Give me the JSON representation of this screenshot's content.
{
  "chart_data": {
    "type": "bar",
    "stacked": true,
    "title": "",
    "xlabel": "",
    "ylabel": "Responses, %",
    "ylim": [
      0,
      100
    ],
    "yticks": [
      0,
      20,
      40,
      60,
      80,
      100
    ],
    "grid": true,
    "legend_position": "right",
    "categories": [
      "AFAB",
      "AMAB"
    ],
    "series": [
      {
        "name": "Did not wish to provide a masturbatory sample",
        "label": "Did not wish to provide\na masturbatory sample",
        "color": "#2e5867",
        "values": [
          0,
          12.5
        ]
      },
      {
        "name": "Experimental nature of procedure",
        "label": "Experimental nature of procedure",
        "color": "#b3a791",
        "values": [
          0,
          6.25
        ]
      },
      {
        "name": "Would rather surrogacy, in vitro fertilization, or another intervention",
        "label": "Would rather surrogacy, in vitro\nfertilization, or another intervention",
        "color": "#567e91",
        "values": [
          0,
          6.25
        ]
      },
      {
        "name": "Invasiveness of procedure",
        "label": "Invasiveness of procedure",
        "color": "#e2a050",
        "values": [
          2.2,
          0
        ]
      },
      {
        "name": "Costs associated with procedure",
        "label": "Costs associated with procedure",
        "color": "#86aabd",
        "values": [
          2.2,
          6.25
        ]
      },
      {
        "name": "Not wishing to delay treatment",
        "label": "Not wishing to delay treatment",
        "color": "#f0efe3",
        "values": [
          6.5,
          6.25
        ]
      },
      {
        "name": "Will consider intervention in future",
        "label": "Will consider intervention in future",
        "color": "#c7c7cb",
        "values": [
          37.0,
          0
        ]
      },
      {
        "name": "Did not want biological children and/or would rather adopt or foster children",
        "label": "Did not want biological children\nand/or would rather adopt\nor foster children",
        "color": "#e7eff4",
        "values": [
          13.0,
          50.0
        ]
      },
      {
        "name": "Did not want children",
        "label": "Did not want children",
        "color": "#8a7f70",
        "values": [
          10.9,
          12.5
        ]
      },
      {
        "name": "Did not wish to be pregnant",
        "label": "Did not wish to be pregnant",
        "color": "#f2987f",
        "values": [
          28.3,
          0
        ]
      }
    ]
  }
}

┄┄┄┄┄┄

### Written instruction
From the entries, copy out each line containing the word "pregnant".

### Problem solution
        "name": "Did not wish to be pregnant",
        "label": "Did not wish to be pregnant",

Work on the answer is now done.